» **STATED EXERCISE**
Gather from the material every line that contains the string "WALL".

» **SOURCE RECORDS**
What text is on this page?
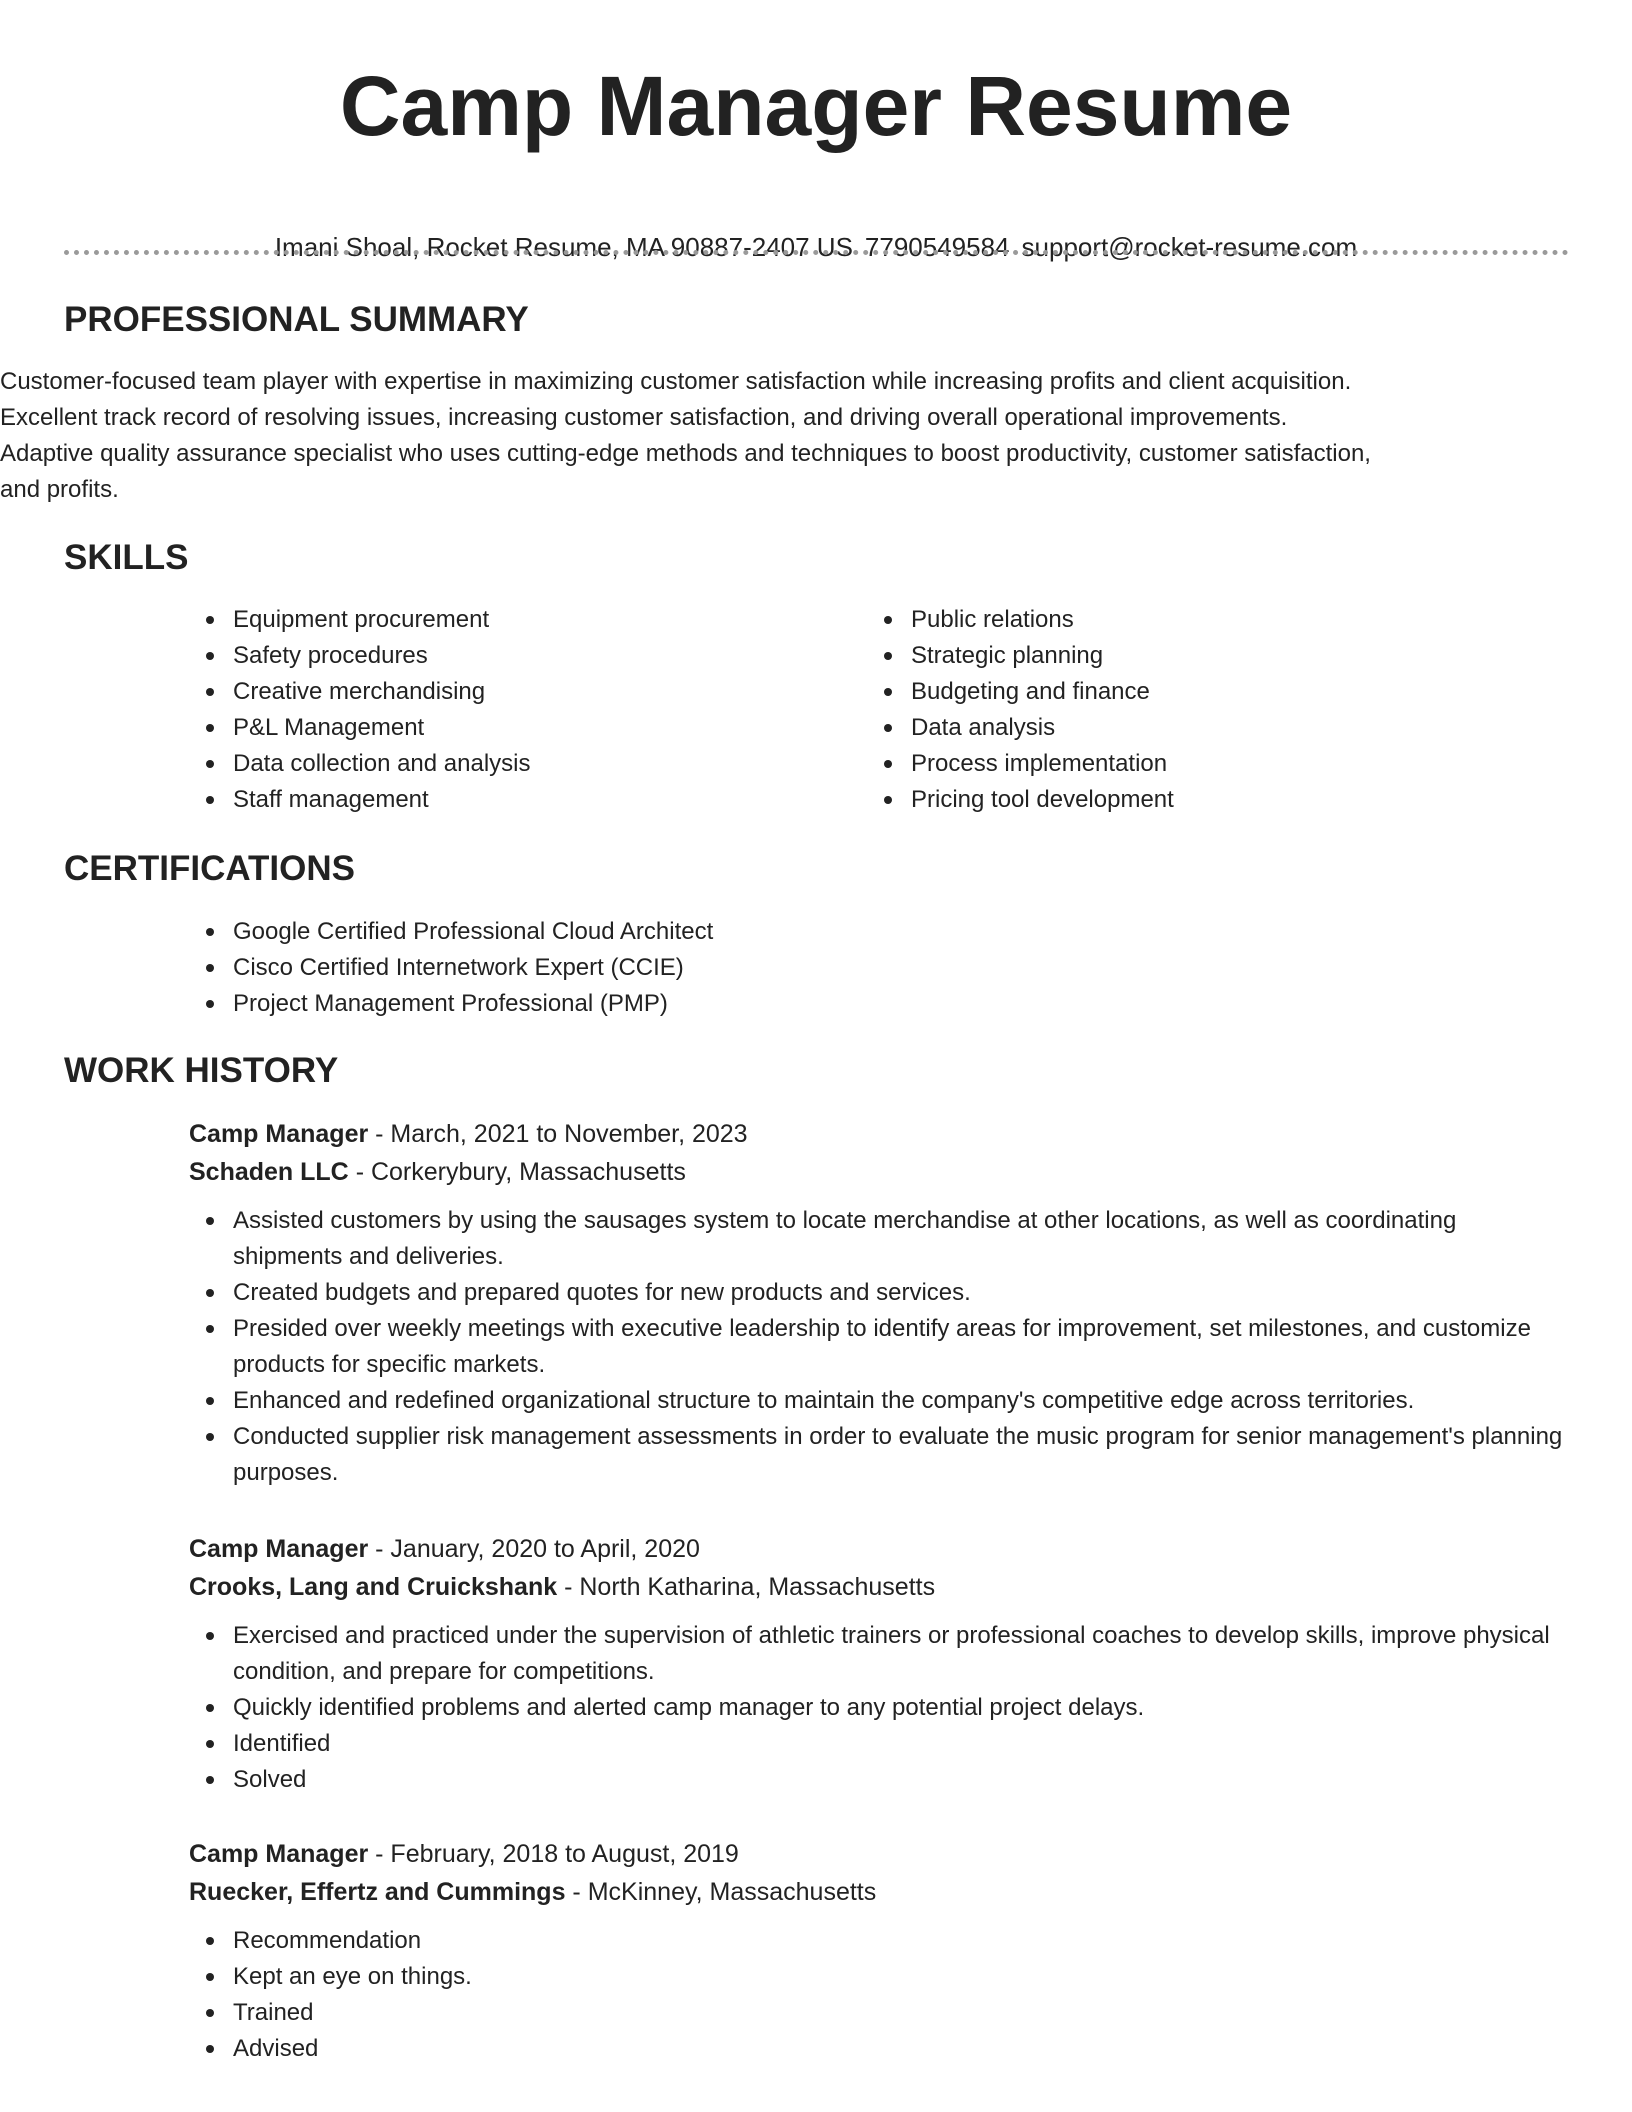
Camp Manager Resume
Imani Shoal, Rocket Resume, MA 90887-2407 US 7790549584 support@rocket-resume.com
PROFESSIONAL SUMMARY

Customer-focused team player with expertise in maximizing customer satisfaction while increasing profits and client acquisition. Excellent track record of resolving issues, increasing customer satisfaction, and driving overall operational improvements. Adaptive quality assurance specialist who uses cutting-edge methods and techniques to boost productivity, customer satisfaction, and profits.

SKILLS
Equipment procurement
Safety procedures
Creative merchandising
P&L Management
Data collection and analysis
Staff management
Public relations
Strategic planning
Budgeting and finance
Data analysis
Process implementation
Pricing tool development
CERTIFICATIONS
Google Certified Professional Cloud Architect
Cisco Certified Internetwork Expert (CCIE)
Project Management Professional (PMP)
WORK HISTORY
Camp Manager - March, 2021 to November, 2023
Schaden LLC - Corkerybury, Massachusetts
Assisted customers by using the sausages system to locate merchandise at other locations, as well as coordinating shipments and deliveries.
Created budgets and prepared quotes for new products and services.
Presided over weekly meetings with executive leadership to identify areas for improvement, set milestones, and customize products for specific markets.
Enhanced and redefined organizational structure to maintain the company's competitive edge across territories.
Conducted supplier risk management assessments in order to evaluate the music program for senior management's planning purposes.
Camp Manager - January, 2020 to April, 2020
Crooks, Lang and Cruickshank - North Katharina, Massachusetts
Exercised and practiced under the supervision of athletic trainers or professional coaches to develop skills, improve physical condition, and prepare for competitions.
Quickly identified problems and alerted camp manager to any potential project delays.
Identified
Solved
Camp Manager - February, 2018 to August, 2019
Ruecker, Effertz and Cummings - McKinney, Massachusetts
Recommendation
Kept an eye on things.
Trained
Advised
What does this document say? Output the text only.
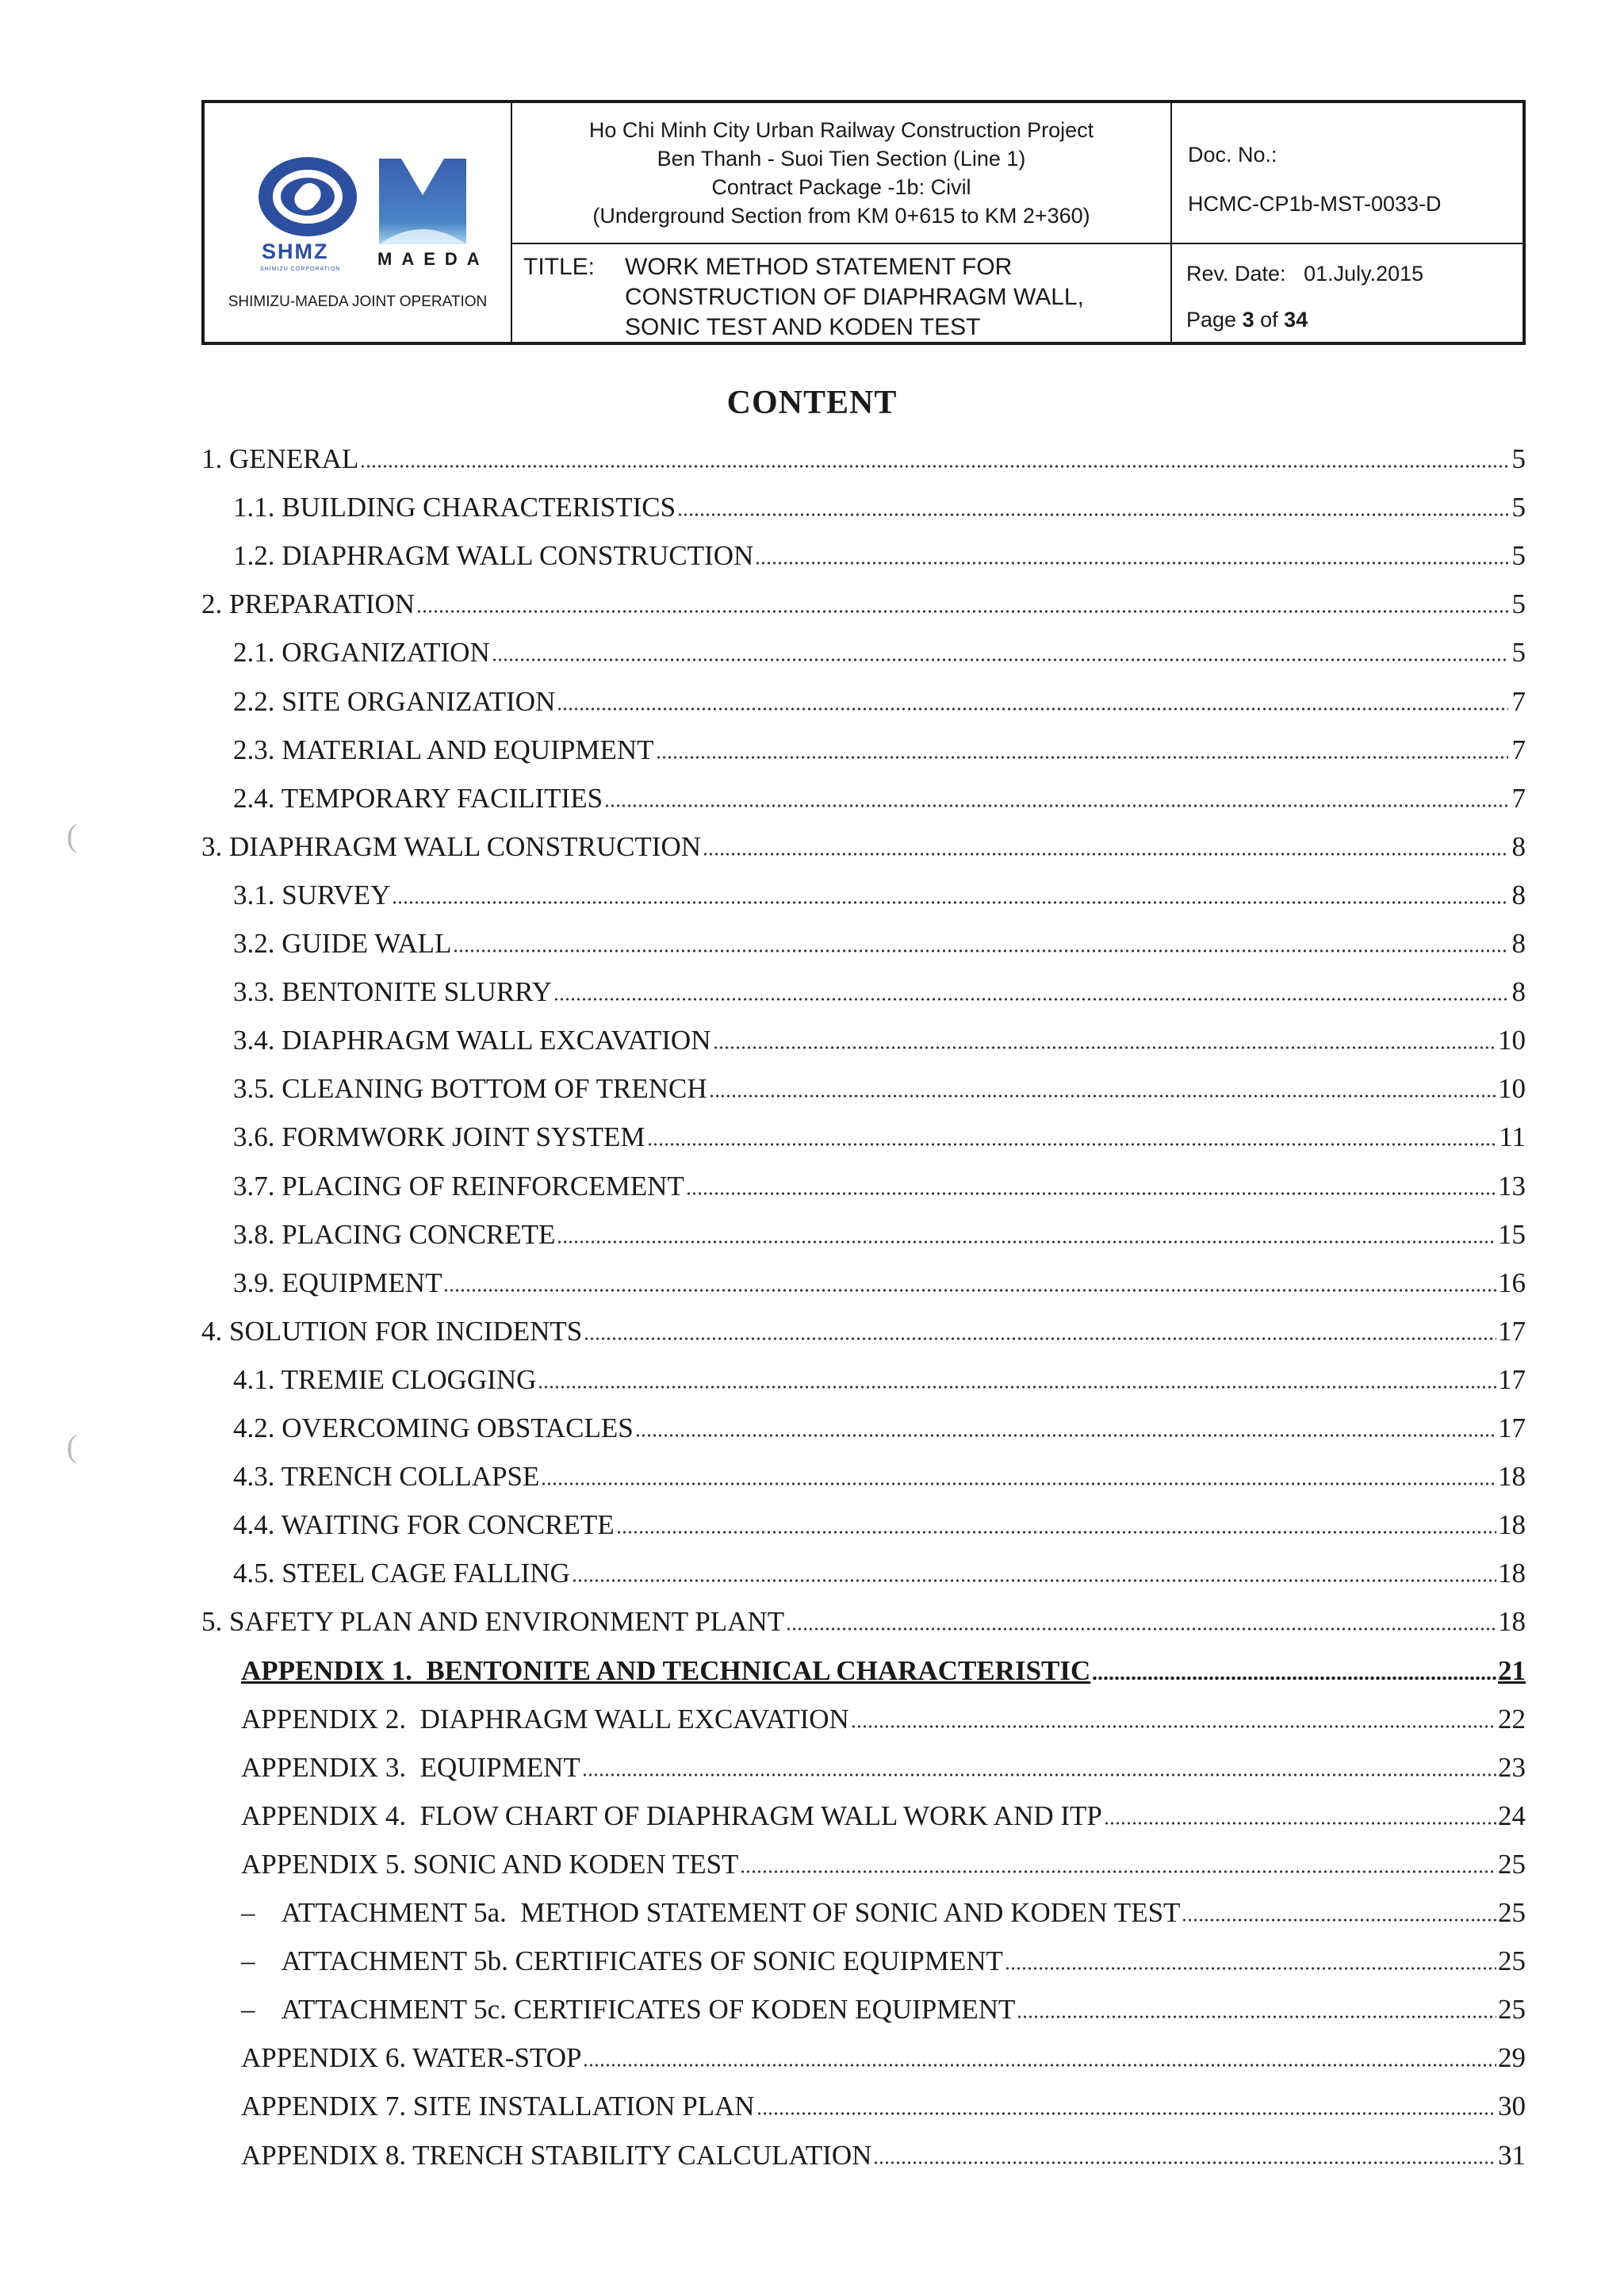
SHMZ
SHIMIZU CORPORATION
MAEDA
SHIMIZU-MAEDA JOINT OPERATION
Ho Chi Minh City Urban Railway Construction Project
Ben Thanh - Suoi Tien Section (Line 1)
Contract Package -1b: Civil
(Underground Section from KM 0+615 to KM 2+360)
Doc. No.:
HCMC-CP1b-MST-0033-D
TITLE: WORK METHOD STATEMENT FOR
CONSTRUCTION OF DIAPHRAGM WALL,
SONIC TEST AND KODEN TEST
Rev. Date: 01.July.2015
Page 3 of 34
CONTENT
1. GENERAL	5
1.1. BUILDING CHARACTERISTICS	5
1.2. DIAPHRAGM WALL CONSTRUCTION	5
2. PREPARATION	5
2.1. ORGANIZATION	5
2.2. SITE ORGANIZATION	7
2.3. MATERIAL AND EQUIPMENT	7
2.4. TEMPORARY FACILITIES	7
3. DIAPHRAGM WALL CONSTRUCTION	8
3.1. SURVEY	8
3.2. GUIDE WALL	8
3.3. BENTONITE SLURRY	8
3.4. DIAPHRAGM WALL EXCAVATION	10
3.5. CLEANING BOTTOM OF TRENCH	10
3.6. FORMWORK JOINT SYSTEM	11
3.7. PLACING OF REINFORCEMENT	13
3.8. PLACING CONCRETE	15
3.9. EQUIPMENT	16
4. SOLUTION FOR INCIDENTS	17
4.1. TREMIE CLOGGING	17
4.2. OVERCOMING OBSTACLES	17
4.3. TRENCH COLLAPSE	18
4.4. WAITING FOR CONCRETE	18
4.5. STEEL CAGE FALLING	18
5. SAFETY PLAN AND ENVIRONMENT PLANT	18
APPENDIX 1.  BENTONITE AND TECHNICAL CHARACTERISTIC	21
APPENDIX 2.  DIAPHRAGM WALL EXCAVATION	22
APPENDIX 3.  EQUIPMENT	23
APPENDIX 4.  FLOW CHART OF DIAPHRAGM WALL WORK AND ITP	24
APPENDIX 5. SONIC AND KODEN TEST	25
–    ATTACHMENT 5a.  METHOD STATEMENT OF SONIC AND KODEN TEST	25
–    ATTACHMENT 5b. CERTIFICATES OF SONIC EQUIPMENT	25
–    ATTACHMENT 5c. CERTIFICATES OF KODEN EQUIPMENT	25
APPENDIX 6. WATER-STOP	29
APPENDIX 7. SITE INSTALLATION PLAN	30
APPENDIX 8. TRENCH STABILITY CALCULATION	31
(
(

» **TASK ANSWER**
CONSTRUCTION OF DIAPHRAGM WALL,
1.2. DIAPHRAGM WALL CONSTRUCTION	5
3. DIAPHRAGM WALL CONSTRUCTION	8
3.2. GUIDE WALL	8
3.4. DIAPHRAGM WALL EXCAVATION	10
APPENDIX 2.  DIAPHRAGM WALL EXCAVATION	22
APPENDIX 4.  FLOW CHART OF DIAPHRAGM WALL WORK AND ITP	24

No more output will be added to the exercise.